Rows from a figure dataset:
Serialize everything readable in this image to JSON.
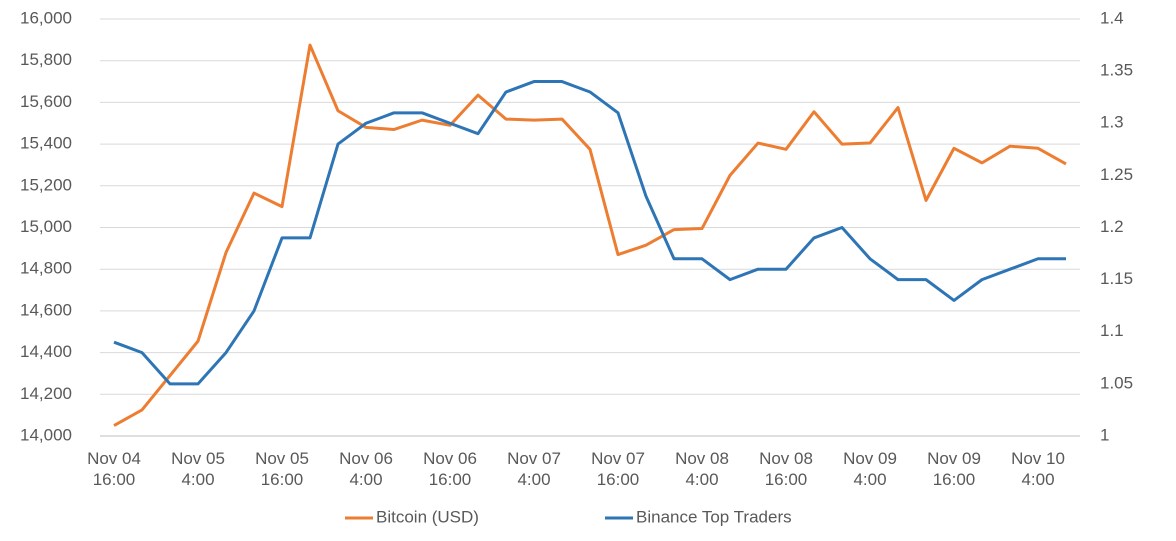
{
  "chart_data": {
    "type": "line",
    "categories": [
      "Nov 04\n16:00",
      null,
      null,
      "Nov 05\n4:00",
      null,
      null,
      "Nov 05\n16:00",
      null,
      null,
      "Nov 06\n4:00",
      null,
      null,
      "Nov 06\n16:00",
      null,
      null,
      "Nov 07\n4:00",
      null,
      null,
      "Nov 07\n16:00",
      null,
      null,
      "Nov 08\n4:00",
      null,
      null,
      "Nov 08\n16:00",
      null,
      null,
      "Nov 09\n4:00",
      null,
      null,
      "Nov 09\n16:00",
      null,
      null,
      "Nov 10\n4:00",
      null
    ],
    "series": [
      {
        "name": "Bitcoin (USD)",
        "color": "#ed7d31",
        "values": [
          14050,
          14125,
          14290,
          14455,
          14880,
          15165,
          15100,
          15875,
          15560,
          15480,
          15470,
          15515,
          15490,
          15635,
          15520,
          15515,
          15520,
          15375,
          14870,
          14915,
          14990,
          14995,
          15250,
          15405,
          15375,
          15555,
          15400,
          15405,
          15575,
          15130,
          15380,
          15310,
          15390,
          15380,
          15305
        ]
      },
      {
        "name": "Binance Top Traders",
        "color": "#2e75b6",
        "axis": "y2",
        "values": [
          1.09,
          1.08,
          1.05,
          1.05,
          1.08,
          1.12,
          1.19,
          1.19,
          1.28,
          1.3,
          1.31,
          1.31,
          1.3,
          1.29,
          1.33,
          1.34,
          1.34,
          1.33,
          1.31,
          1.23,
          1.17,
          1.17,
          1.15,
          1.16,
          1.16,
          1.19,
          1.2,
          1.17,
          1.15,
          1.15,
          1.13,
          1.15,
          1.16,
          1.17,
          1.17
        ]
      }
    ],
    "ylim": [
      14000,
      16000
    ],
    "yticks": [
      {
        "value": 14000,
        "label": "14,000"
      },
      {
        "value": 14200,
        "label": "14,200"
      },
      {
        "value": 14400,
        "label": "14,400"
      },
      {
        "value": 14600,
        "label": "14,600"
      },
      {
        "value": 14800,
        "label": "14,800"
      },
      {
        "value": 15000,
        "label": "15,000"
      },
      {
        "value": 15200,
        "label": "15,200"
      },
      {
        "value": 15400,
        "label": "15,400"
      },
      {
        "value": 15600,
        "label": "15,600"
      },
      {
        "value": 15800,
        "label": "15,800"
      },
      {
        "value": 16000,
        "label": "16,000"
      }
    ],
    "y2lim": [
      1,
      1.4
    ],
    "y2ticks": [
      1,
      1.05,
      1.1,
      1.15,
      1.2,
      1.25,
      1.3,
      1.35,
      1.4
    ],
    "grid": true,
    "legend": "bottom"
  }
}
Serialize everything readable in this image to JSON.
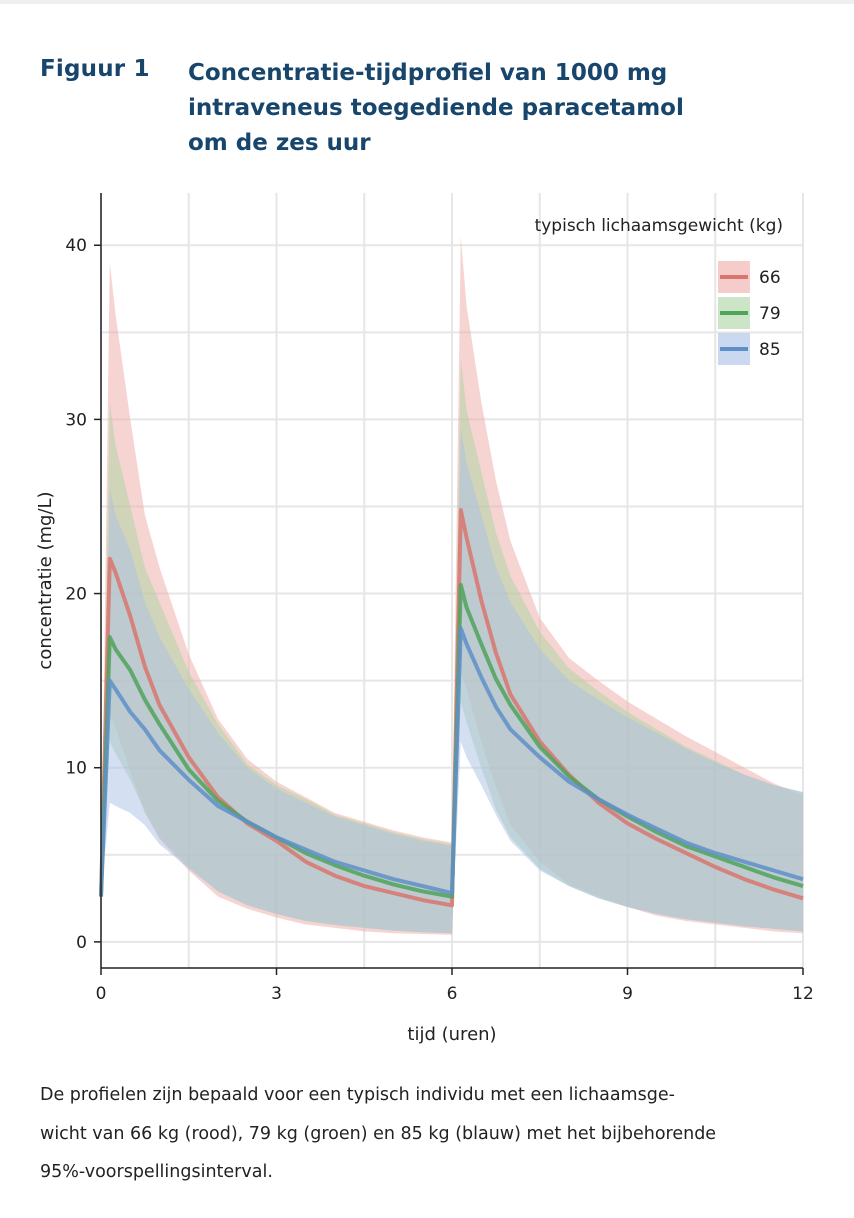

What you should do =
Gather every line from the listing above in which "label" appears, and copy those lines.

Answer in full =
        "label": "14,000"
        "label": "14,200"
        "label": "14,400"
        "label": "14,600"
        "label": "14,800"
        "label": "15,000"
        "label": "15,200"
        "label": "15,400"
        "label": "15,600"
        "label": "15,800"
        "label": "16,000"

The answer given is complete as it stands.